SOURCE:
#####

Politics

Ukraine – A Comment

Normally, I don’t do political posts or throw my opinion on you, my dear readers. I prefer documentation rather then comments as the article of choice.

But as it is – the situation in the Ukraine makes me so uneasy, so anxious that I had to write down my thoughts. For clarification why: I am half Russian and my family lives in the border area of Eastern Ukraine and Russia. Most of them live on the Russian side in the oblast Belgorod, one uncle and aunt on the Ukrainian side in Charkiv.

But I am neither pro-Russian nor pro-Ukrainian. The situation is so f…ing complicated and it is so hard to get real, valuable information.

News from Russia or from Ukraine cannot be taken into consideration, they now are simply propaganda. But the news coverage here in Germany is also not satisfying, because it is mostly one-sided pro-Ukrainian.

#####

DATA ROWS:

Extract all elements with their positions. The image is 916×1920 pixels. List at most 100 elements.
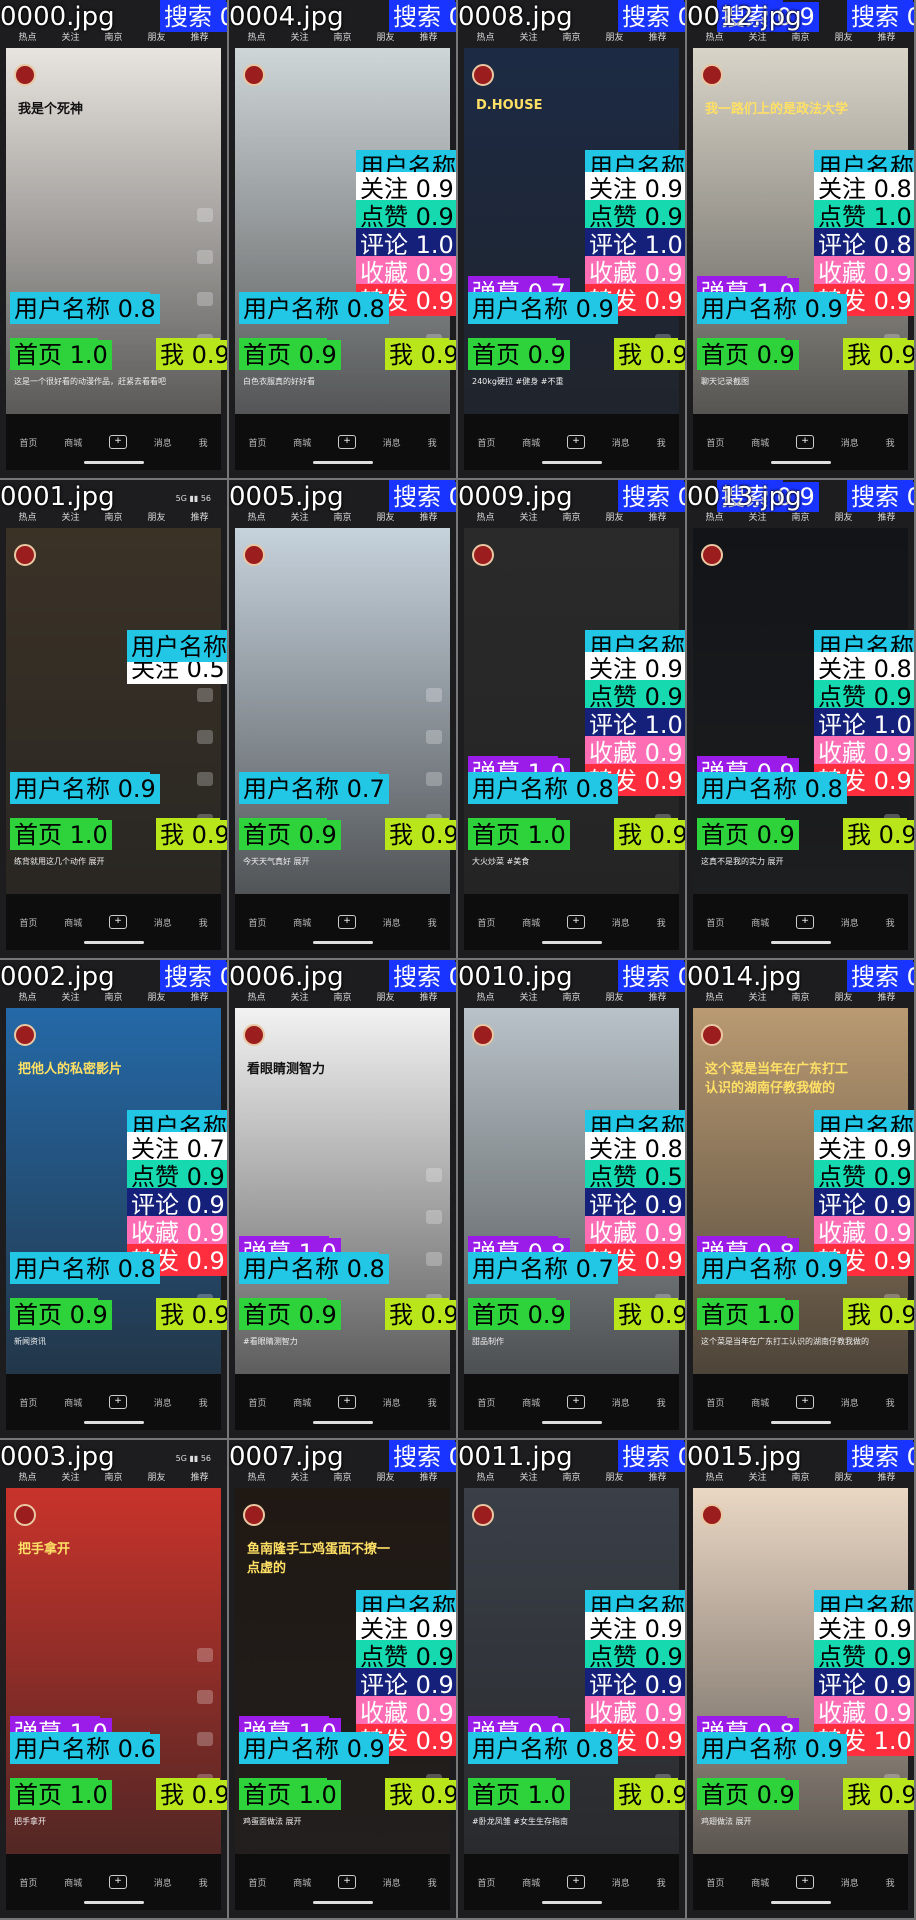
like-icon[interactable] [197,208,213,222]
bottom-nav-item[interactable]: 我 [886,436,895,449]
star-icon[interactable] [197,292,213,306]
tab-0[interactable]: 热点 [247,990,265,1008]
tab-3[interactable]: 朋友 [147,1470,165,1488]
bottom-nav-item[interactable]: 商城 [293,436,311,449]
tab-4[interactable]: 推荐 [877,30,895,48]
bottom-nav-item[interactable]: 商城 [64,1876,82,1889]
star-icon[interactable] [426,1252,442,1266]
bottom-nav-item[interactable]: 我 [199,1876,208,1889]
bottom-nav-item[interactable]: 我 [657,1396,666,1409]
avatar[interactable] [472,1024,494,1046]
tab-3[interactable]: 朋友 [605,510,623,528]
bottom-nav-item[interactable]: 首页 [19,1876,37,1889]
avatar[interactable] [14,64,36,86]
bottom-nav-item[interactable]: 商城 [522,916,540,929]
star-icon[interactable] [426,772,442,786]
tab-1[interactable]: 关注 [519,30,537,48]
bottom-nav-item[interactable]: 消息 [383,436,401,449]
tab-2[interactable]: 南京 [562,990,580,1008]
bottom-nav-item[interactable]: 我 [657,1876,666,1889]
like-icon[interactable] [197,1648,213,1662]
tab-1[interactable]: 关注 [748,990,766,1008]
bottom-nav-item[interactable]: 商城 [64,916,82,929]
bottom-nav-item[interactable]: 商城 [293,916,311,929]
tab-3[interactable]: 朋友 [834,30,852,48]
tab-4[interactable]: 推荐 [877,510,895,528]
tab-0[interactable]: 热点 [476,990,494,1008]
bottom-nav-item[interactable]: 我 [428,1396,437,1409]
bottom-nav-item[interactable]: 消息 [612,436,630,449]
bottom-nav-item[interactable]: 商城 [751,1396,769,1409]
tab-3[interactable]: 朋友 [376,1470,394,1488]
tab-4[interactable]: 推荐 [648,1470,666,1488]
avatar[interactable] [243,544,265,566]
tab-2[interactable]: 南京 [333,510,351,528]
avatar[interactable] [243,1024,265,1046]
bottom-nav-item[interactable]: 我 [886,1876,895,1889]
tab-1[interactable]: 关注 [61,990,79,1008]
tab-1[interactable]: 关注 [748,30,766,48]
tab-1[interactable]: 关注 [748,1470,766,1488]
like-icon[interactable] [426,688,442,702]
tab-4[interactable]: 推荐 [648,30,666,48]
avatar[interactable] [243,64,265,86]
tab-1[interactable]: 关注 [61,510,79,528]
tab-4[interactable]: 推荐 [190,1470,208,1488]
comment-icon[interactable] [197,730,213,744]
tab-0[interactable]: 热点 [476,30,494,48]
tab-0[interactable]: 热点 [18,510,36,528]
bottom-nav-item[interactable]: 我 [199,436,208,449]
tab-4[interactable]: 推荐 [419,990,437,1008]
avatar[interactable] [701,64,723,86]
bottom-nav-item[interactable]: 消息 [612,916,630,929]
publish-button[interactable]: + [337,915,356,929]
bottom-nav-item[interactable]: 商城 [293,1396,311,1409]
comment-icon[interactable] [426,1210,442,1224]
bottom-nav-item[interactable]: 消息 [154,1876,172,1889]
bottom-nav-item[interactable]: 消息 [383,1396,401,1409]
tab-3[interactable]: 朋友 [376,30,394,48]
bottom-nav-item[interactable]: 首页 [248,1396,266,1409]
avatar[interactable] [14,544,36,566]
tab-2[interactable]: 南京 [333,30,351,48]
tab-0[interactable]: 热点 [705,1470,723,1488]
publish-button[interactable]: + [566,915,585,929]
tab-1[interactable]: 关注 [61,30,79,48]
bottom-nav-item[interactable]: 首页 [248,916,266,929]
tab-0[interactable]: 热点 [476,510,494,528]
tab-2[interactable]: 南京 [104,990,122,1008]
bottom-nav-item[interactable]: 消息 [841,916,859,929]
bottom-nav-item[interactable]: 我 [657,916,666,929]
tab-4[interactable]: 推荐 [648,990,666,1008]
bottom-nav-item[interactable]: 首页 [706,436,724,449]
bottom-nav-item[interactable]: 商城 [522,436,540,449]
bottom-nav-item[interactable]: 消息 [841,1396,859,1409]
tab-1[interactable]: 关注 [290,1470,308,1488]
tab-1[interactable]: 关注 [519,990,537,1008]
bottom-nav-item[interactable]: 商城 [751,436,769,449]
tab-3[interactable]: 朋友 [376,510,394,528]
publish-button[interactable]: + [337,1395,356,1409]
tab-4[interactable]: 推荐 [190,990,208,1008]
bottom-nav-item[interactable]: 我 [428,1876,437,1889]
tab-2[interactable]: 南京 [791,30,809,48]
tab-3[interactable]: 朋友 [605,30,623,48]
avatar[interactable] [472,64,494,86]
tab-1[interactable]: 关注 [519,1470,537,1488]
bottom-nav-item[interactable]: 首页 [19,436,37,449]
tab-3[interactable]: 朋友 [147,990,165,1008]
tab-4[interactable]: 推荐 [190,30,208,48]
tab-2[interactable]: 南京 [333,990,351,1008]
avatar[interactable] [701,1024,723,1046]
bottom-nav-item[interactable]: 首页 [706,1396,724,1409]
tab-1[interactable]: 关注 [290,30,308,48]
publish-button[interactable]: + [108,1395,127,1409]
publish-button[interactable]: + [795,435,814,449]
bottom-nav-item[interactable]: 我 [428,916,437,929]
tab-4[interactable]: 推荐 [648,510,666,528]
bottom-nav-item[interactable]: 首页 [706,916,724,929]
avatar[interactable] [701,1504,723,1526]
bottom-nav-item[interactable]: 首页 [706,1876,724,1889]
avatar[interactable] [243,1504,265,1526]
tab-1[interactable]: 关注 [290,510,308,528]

#####

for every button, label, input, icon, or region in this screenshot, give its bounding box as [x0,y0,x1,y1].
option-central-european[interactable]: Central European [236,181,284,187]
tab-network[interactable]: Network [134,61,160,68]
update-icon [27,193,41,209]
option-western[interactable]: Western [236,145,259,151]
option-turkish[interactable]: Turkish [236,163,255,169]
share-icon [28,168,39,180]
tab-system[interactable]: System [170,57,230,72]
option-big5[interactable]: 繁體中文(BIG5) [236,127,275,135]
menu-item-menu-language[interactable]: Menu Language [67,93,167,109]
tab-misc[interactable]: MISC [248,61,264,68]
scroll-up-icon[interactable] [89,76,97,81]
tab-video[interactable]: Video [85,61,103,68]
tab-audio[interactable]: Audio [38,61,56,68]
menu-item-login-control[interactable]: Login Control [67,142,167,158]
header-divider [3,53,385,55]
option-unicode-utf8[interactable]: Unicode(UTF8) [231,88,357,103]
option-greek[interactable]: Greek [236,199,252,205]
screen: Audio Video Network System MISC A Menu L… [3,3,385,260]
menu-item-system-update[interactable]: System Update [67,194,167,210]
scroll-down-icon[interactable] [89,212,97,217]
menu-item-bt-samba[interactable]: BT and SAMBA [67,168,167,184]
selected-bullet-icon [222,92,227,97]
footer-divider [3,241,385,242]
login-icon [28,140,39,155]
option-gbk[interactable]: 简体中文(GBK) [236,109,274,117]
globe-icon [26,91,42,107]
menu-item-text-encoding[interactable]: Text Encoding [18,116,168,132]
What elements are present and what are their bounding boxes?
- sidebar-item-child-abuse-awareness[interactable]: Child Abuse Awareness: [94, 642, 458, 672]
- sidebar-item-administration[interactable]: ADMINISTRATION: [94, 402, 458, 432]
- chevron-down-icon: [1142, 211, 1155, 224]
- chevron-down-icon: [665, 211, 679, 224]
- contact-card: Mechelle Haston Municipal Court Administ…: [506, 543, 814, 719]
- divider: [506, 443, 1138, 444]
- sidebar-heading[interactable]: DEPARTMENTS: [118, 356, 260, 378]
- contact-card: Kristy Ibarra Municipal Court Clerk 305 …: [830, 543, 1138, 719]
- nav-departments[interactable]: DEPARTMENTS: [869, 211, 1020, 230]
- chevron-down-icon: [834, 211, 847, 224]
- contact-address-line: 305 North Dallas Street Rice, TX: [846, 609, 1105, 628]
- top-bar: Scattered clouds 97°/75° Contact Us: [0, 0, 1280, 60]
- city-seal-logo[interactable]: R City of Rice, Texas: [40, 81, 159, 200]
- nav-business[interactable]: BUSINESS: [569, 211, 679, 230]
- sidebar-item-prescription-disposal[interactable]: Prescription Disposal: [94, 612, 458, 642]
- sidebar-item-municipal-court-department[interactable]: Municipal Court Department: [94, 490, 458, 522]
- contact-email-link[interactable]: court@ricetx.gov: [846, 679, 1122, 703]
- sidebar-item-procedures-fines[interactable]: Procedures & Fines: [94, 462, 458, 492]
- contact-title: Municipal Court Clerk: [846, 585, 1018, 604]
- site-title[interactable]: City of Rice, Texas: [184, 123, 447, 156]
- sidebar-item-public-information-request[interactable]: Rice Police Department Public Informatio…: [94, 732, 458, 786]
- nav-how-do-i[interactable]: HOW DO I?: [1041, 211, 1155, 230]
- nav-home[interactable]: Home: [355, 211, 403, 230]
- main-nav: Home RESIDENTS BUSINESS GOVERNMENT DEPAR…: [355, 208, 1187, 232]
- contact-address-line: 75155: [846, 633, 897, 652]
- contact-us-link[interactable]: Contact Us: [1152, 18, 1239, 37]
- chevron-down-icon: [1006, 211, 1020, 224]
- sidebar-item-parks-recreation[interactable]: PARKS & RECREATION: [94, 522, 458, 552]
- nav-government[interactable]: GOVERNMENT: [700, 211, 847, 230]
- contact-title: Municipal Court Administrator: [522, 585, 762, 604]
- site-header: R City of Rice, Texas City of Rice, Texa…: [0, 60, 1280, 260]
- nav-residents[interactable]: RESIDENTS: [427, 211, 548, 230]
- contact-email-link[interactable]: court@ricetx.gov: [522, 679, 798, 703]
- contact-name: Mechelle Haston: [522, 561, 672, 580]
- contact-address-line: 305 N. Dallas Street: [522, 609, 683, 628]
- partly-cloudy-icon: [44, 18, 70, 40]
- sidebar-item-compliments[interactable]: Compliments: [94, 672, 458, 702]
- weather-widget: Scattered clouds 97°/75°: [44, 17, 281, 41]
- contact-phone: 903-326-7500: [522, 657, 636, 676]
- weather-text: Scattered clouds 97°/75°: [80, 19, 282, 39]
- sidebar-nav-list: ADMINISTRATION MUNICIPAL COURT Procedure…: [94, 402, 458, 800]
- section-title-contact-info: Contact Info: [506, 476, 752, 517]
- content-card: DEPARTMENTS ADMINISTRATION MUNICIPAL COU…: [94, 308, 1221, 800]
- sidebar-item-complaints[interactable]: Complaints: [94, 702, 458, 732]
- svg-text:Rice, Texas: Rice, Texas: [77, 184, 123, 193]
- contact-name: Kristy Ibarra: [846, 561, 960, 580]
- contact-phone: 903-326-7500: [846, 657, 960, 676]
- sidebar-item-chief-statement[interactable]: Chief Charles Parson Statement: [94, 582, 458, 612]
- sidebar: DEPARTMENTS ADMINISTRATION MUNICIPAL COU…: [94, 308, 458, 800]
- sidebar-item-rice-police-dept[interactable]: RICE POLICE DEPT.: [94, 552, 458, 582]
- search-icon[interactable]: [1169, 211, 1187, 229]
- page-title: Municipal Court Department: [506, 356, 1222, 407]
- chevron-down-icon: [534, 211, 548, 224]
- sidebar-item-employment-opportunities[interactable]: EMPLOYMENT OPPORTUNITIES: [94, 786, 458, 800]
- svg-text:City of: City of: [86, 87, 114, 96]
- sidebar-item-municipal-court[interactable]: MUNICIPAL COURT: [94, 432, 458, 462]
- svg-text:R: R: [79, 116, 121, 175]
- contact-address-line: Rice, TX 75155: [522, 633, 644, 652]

#####

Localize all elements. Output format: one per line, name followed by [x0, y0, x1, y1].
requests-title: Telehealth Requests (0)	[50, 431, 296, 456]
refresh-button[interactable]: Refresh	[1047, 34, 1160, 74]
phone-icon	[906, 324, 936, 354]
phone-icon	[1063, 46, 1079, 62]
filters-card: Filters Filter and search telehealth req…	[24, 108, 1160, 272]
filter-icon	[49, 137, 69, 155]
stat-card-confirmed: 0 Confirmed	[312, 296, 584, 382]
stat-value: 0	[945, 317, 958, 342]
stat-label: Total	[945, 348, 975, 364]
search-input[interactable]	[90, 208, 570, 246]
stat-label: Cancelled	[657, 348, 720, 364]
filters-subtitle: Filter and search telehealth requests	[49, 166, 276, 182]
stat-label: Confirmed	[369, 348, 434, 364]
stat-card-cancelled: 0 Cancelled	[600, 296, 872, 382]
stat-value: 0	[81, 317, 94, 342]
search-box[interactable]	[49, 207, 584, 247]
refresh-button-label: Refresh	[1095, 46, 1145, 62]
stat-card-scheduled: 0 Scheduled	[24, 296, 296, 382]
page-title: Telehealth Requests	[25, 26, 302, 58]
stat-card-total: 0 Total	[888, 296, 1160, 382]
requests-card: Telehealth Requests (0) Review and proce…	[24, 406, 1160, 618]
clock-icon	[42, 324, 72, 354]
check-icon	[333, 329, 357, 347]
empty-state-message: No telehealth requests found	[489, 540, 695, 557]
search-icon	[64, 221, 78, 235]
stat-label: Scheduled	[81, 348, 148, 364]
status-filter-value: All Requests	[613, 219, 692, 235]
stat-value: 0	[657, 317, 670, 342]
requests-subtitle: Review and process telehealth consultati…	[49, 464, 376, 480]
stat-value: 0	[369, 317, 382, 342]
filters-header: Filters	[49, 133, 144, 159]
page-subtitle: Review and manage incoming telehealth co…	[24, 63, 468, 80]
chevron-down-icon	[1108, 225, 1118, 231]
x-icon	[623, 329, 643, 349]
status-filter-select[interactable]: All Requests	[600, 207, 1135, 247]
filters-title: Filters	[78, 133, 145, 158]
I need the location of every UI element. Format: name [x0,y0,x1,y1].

#####

EXERCISE PROMPT: Rewrite the stretch of the Ukraine comment from "Normally, I don’t" through "real, valuable information.", putting "worried" wherever "uneasy" appears.

CORRECT RESPONSE:
Normally, I don’t do political posts or throw my opinion on you, my dear readers. I prefer documentation rather then comments as the article of choice.

But as it is – the situation in the Ukraine makes me so worried, so anxious that I had to write down my thoughts. For clarification why: I am half Russian and my family lives in the border area of Eastern Ukraine and Russia. Most of them live on the Russian side in the oblast Belgorod, one uncle and aunt on the Ukrainian side in Charkiv.

But I am neither pro-Russian nor pro-Ukrainian. The situation is so f…ing complicated and it is so hard to get real, valuable information.